Begin Record list

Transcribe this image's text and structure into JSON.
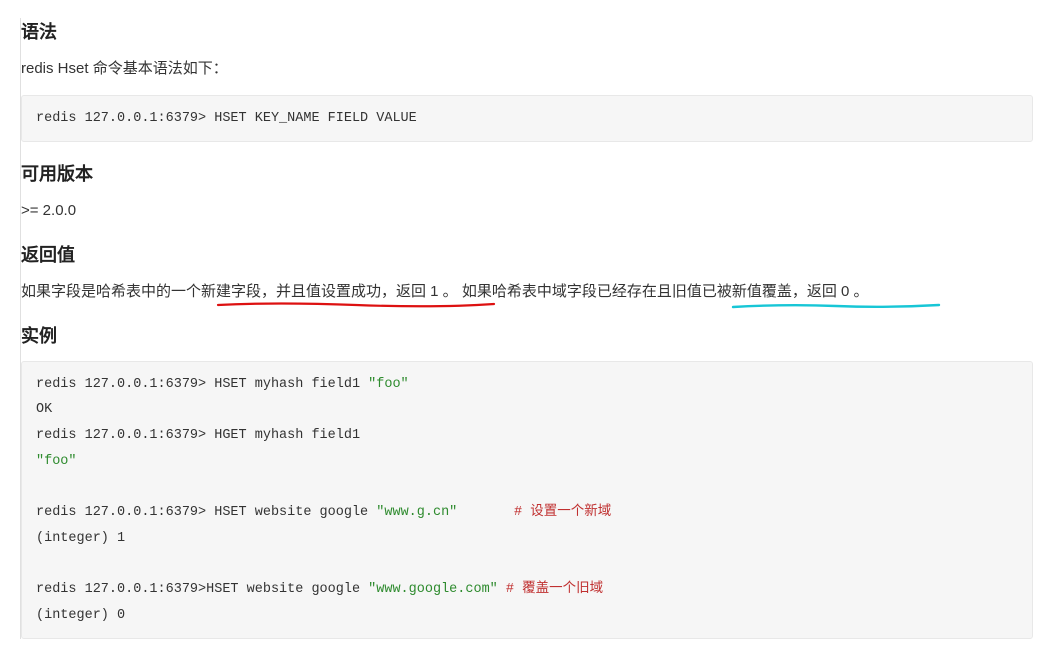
{
  "sections": {
    "syntax": {
      "heading": "语法",
      "intro": "redis Hset 命令基本语法如下：",
      "code": "redis 127.0.0.1:6379> HSET KEY_NAME FIELD VALUE"
    },
    "version": {
      "heading": "可用版本",
      "text": ">= 2.0.0"
    },
    "return": {
      "heading": "返回值",
      "para_a": "如果字段是哈希表中的一个新建字段，并且值设置成功，返回 1 。 ",
      "para_b": "如果哈希表中域字段已经存在且旧值已被新值覆盖，返回 0 。"
    },
    "example": {
      "heading": "实例",
      "lines": [
        {
          "plain": "redis 127.0.0.1:6379> HSET myhash field1 ",
          "str": "\"foo\""
        },
        {
          "plain": "OK"
        },
        {
          "plain": "redis 127.0.0.1:6379> HGET myhash field1"
        },
        {
          "str": "\"foo\""
        },
        {
          "plain": ""
        },
        {
          "plain": "redis 127.0.0.1:6379> HSET website google ",
          "str": "\"www.g.cn\"",
          "pad": "       ",
          "comment": "# 设置一个新域"
        },
        {
          "plain": "(integer) 1"
        },
        {
          "plain": ""
        },
        {
          "plain": "redis 127.0.0.1:6379>HSET website google ",
          "str": "\"www.google.com\"",
          "pad": " ",
          "comment": "# 覆盖一个旧域"
        },
        {
          "plain": "(integer) 0"
        }
      ]
    }
  }
}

End Record list

**What is being asked**
Output a faithful copy of the data, with each picture left out.

**Answer in full**
Transcribe this image's text and structure into JSON.
{
  "sections": {
    "syntax": {
      "heading": "语法",
      "intro": "redis Hset 命令基本语法如下：",
      "code": "redis 127.0.0.1:6379> HSET KEY_NAME FIELD VALUE"
    },
    "version": {
      "heading": "可用版本",
      "text": ">= 2.0.0"
    },
    "return": {
      "heading": "返回值",
      "para_a": "如果字段是哈希表中的一个新建字段，并且值设置成功，返回 1 。 ",
      "para_b": "如果哈希表中域字段已经存在且旧值已被新值覆盖，返回 0 。"
    },
    "example": {
      "heading": "实例",
      "lines": [
        {
          "plain": "redis 127.0.0.1:6379> HSET myhash field1 ",
          "str": "\"foo\""
        },
        {
          "plain": "OK"
        },
        {
          "plain": "redis 127.0.0.1:6379> HGET myhash field1"
        },
        {
          "str": "\"foo\""
        },
        {
          "plain": ""
        },
        {
          "plain": "redis 127.0.0.1:6379> HSET website google ",
          "str": "\"www.g.cn\"",
          "pad": "       ",
          "comment": "# 设置一个新域"
        },
        {
          "plain": "(integer) 1"
        },
        {
          "plain": ""
        },
        {
          "plain": "redis 127.0.0.1:6379>HSET website google ",
          "str": "\"www.google.com\"",
          "pad": " ",
          "comment": "# 覆盖一个旧域"
        },
        {
          "plain": "(integer) 0"
        }
      ]
    }
  }
}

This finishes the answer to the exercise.